**What is needed**
Can you copy out, word for word, every line of the rows below, with the pictures left out?
-- begin --
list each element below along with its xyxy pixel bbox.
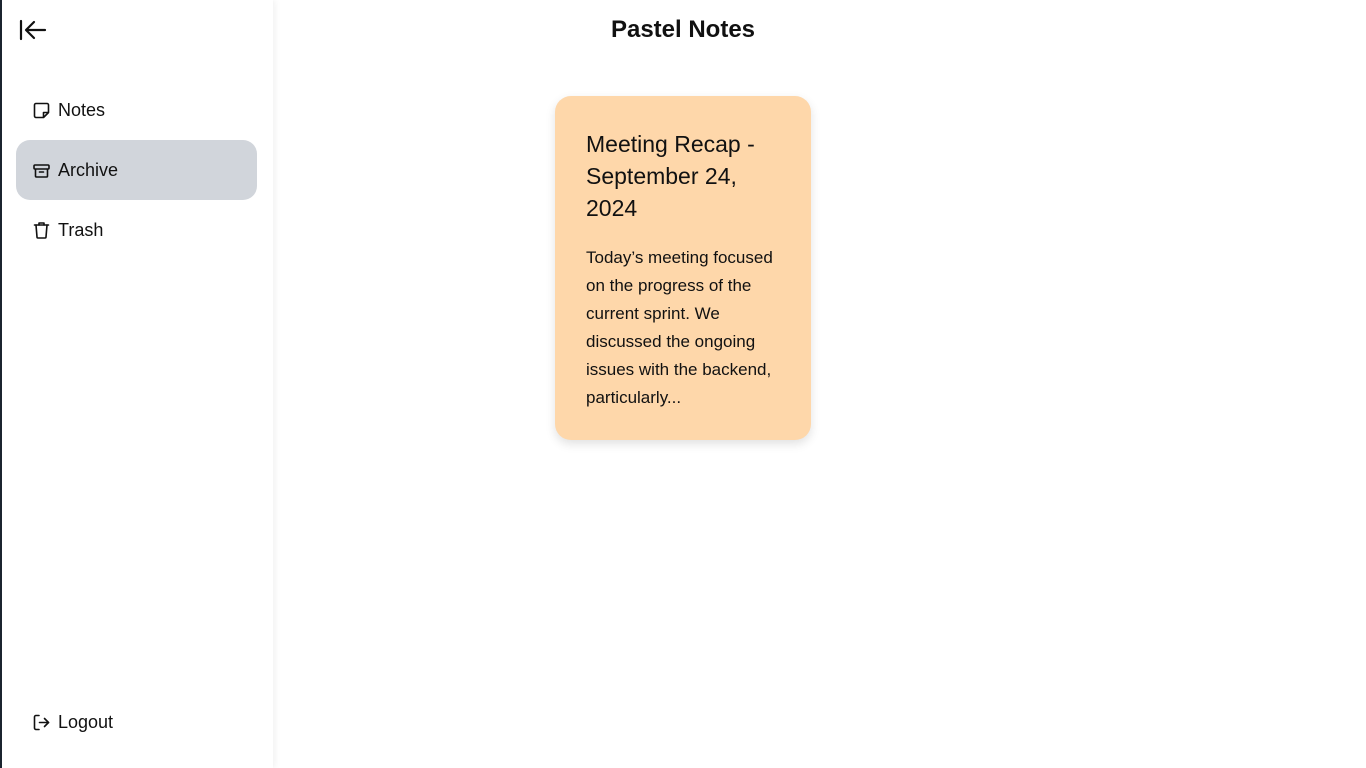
collapse-left-icon <box>18 18 48 47</box>
collapse-sidebar-button[interactable] <box>16 16 50 48</box>
sidebar-item-label: Notes <box>58 99 106 120</box>
logout-button[interactable]: Logout <box>16 692 257 752</box>
logout-label: Logout <box>58 711 114 732</box>
note-title: Meeting Recap - September 24, 2024 <box>586 131 755 221</box>
sidebar-item-notes[interactable]: Notes <box>16 80 257 140</box>
logout-icon <box>32 713 50 731</box>
page-title: Pastel Notes <box>610 16 756 43</box>
archive-icon <box>32 161 50 179</box>
main-content: Pastel Notes Meeting Recap - September 2… <box>273 0 1366 768</box>
sidebar-item-label: Archive <box>58 159 119 180</box>
sidebar-item-archive[interactable]: Archive <box>16 140 257 200</box>
note-excerpt: Today’s meeting focused on the progress … <box>586 248 773 407</box>
note-card[interactable]: Meeting Recap - September 24, 2024 Today… <box>555 96 811 440</box>
sidebar: Notes Archive Trash Logout <box>2 0 273 768</box>
sidebar-item-label: Trash <box>58 219 104 240</box>
sidebar-item-trash[interactable]: Trash <box>16 200 257 260</box>
note-icon <box>32 101 50 119</box>
trash-icon <box>32 221 50 239</box>
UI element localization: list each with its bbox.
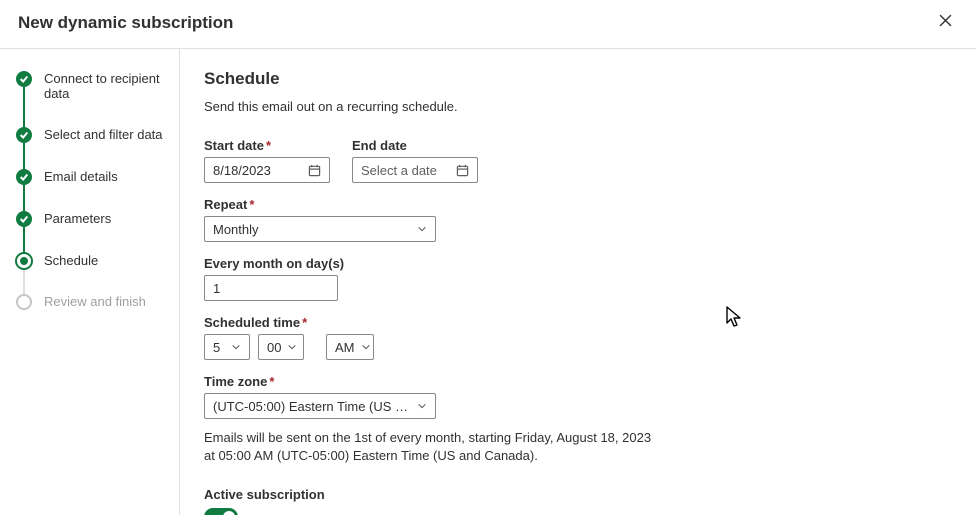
start-date-input[interactable]: 8/18/2023 bbox=[204, 157, 330, 183]
step-schedule[interactable]: Schedule bbox=[16, 253, 171, 294]
active-subscription-label: Active subscription bbox=[204, 487, 948, 502]
checkmark-icon bbox=[16, 169, 32, 185]
ampm-value: AM bbox=[335, 340, 355, 355]
timezone-value: (UTC-05:00) Eastern Time (US and Canada) bbox=[213, 399, 411, 414]
step-email-details[interactable]: Email details bbox=[16, 169, 171, 211]
checkmark-icon bbox=[16, 71, 32, 87]
chevron-down-icon bbox=[361, 342, 371, 352]
start-date-value: 8/18/2023 bbox=[213, 163, 271, 178]
minute-value: 00 bbox=[267, 340, 281, 355]
current-step-icon bbox=[17, 254, 31, 268]
every-month-input[interactable]: 1 bbox=[204, 275, 338, 301]
step-review-finish[interactable]: Review and finish bbox=[16, 294, 171, 310]
every-month-label: Every month on day(s) bbox=[204, 256, 948, 271]
timezone-select[interactable]: (UTC-05:00) Eastern Time (US and Canada) bbox=[204, 393, 436, 419]
calendar-icon bbox=[308, 164, 321, 177]
hour-select[interactable]: 5 bbox=[204, 334, 250, 360]
step-parameters[interactable]: Parameters bbox=[16, 211, 171, 253]
chevron-down-icon bbox=[417, 224, 427, 234]
repeat-select[interactable]: Monthly bbox=[204, 216, 436, 242]
toggle-knob bbox=[223, 511, 235, 515]
every-month-value: 1 bbox=[213, 281, 220, 296]
end-date-label: End date bbox=[352, 138, 478, 153]
step-connect-recipient[interactable]: Connect to recipient data bbox=[16, 71, 171, 127]
step-label: Schedule bbox=[44, 253, 98, 268]
checkmark-icon bbox=[16, 127, 32, 143]
step-label: Select and filter data bbox=[44, 127, 163, 142]
repeat-value: Monthly bbox=[213, 222, 259, 237]
step-label: Email details bbox=[44, 169, 118, 184]
end-date-placeholder: Select a date bbox=[361, 163, 437, 178]
hour-value: 5 bbox=[213, 340, 220, 355]
end-date-input[interactable]: Select a date bbox=[352, 157, 478, 183]
repeat-label: Repeat* bbox=[204, 197, 948, 212]
close-button[interactable] bbox=[933, 10, 958, 36]
scheduled-time-label: Scheduled time* bbox=[204, 315, 948, 330]
ampm-select[interactable]: AM bbox=[326, 334, 374, 360]
section-title: Schedule bbox=[204, 69, 948, 89]
section-description: Send this email out on a recurring sched… bbox=[204, 99, 948, 114]
dialog-title: New dynamic subscription bbox=[18, 13, 233, 33]
step-label: Parameters bbox=[44, 211, 111, 226]
close-icon bbox=[939, 14, 952, 27]
start-date-label: Start date* bbox=[204, 138, 330, 153]
pending-step-icon bbox=[16, 294, 32, 310]
active-subscription-toggle[interactable] bbox=[204, 508, 238, 515]
step-label: Connect to recipient data bbox=[44, 71, 171, 101]
chevron-down-icon bbox=[231, 342, 241, 352]
chevron-down-icon bbox=[417, 401, 427, 411]
step-label: Review and finish bbox=[44, 294, 146, 309]
checkmark-icon bbox=[16, 211, 32, 227]
wizard-stepper: Connect to recipient data Select and fil… bbox=[0, 49, 180, 515]
schedule-panel: Schedule Send this email out on a recurr… bbox=[180, 49, 976, 515]
calendar-icon bbox=[456, 164, 469, 177]
minute-select[interactable]: 00 bbox=[258, 334, 304, 360]
schedule-summary: Emails will be sent on the 1st of every … bbox=[204, 429, 664, 465]
chevron-down-icon bbox=[287, 342, 297, 352]
timezone-label: Time zone* bbox=[204, 374, 948, 389]
step-select-filter[interactable]: Select and filter data bbox=[16, 127, 171, 169]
-- end --
**Worked answer**
list each element below along with its xyxy pixel bbox.
collapse-left-icon <box>18 18 48 47</box>
collapse-sidebar-button[interactable] <box>16 16 50 48</box>
sidebar-item-label: Notes <box>58 99 106 120</box>
logout-button[interactable]: Logout <box>16 692 257 752</box>
logout-label: Logout <box>58 711 114 732</box>
note-title: Meeting Recap - September 24, 2024 <box>586 131 755 221</box>
sidebar-item-notes[interactable]: Notes <box>16 80 257 140</box>
logout-icon <box>32 713 50 731</box>
page-title: Pastel Notes <box>610 16 756 43</box>
archive-icon <box>32 161 50 179</box>
main-content: Pastel Notes Meeting Recap - September 2… <box>273 0 1366 768</box>
sidebar-item-label: Archive <box>58 159 119 180</box>
sidebar-item-archive[interactable]: Archive <box>16 140 257 200</box>
note-excerpt: Today’s meeting focused on the progress … <box>586 248 773 407</box>
note-card[interactable]: Meeting Recap - September 24, 2024 Today… <box>555 96 811 440</box>
sidebar: Notes Archive Trash Logout <box>2 0 273 768</box>
sidebar-item-label: Trash <box>58 219 104 240</box>
sidebar-item-trash[interactable]: Trash <box>16 200 257 260</box>
note-icon <box>32 101 50 119</box>
trash-icon <box>32 221 50 239</box>
UI element localization: list each with its bbox.
start-date-input[interactable]: 8/18/2023 bbox=[204, 157, 330, 183]
step-schedule[interactable]: Schedule bbox=[16, 253, 171, 294]
active-subscription-label: Active subscription bbox=[204, 487, 948, 502]
checkmark-icon bbox=[16, 169, 32, 185]
ampm-value: AM bbox=[335, 340, 355, 355]
timezone-value: (UTC-05:00) Eastern Time (US and Canada) bbox=[213, 399, 411, 414]
step-email-details[interactable]: Email details bbox=[16, 169, 171, 211]
checkmark-icon bbox=[16, 71, 32, 87]
chevron-down-icon bbox=[361, 342, 371, 352]
start-date-value: 8/18/2023 bbox=[213, 163, 271, 178]
minute-value: 00 bbox=[267, 340, 281, 355]
current-step-icon bbox=[17, 254, 31, 268]
every-month-input[interactable]: 1 bbox=[204, 275, 338, 301]
step-review-finish[interactable]: Review and finish bbox=[16, 294, 171, 310]
every-month-label: Every month on day(s) bbox=[204, 256, 948, 271]
timezone-select[interactable]: (UTC-05:00) Eastern Time (US and Canada) bbox=[204, 393, 436, 419]
calendar-icon bbox=[308, 164, 321, 177]
hour-select[interactable]: 5 bbox=[204, 334, 250, 360]
step-parameters[interactable]: Parameters bbox=[16, 211, 171, 253]
chevron-down-icon bbox=[417, 224, 427, 234]
repeat-select[interactable]: Monthly bbox=[204, 216, 436, 242]
toggle-knob bbox=[223, 511, 235, 515]
every-month-value: 1 bbox=[213, 281, 220, 296]
end-date-label: End date bbox=[352, 138, 478, 153]
step-connect-recipient[interactable]: Connect to recipient data bbox=[16, 71, 171, 127]
step-label: Schedule bbox=[44, 253, 98, 268]
checkmark-icon bbox=[16, 127, 32, 143]
step-label: Select and filter data bbox=[44, 127, 163, 142]
repeat-value: Monthly bbox=[213, 222, 259, 237]
step-label: Email details bbox=[44, 169, 118, 184]
end-date-placeholder: Select a date bbox=[361, 163, 437, 178]
hour-value: 5 bbox=[213, 340, 220, 355]
end-date-input[interactable]: Select a date bbox=[352, 157, 478, 183]
repeat-label: Repeat* bbox=[204, 197, 948, 212]
close-button[interactable] bbox=[933, 10, 958, 36]
scheduled-time-label: Scheduled time* bbox=[204, 315, 948, 330]
ampm-select[interactable]: AM bbox=[326, 334, 374, 360]
section-title: Schedule bbox=[204, 69, 948, 89]
section-description: Send this email out on a recurring sched… bbox=[204, 99, 948, 114]
dialog-title: New dynamic subscription bbox=[18, 13, 233, 33]
step-label: Parameters bbox=[44, 211, 111, 226]
close-icon bbox=[939, 14, 952, 27]
start-date-label: Start date* bbox=[204, 138, 330, 153]
pending-step-icon bbox=[16, 294, 32, 310]
active-subscription-toggle[interactable] bbox=[204, 508, 238, 515]
step-label: Connect to recipient data bbox=[44, 71, 171, 101]
chevron-down-icon bbox=[231, 342, 241, 352]
chevron-down-icon bbox=[417, 401, 427, 411]
step-label: Review and finish bbox=[44, 294, 146, 309]
checkmark-icon bbox=[16, 211, 32, 227]
wizard-stepper: Connect to recipient data Select and fil… bbox=[0, 49, 180, 515]
schedule-panel: Schedule Send this email out on a recurr… bbox=[180, 49, 976, 515]
calendar-icon bbox=[456, 164, 469, 177]
minute-select[interactable]: 00 bbox=[258, 334, 304, 360]
schedule-summary: Emails will be sent on the 1st of every … bbox=[204, 429, 664, 465]
chevron-down-icon bbox=[287, 342, 297, 352]
timezone-label: Time zone* bbox=[204, 374, 948, 389]
step-select-filter[interactable]: Select and filter data bbox=[16, 127, 171, 169]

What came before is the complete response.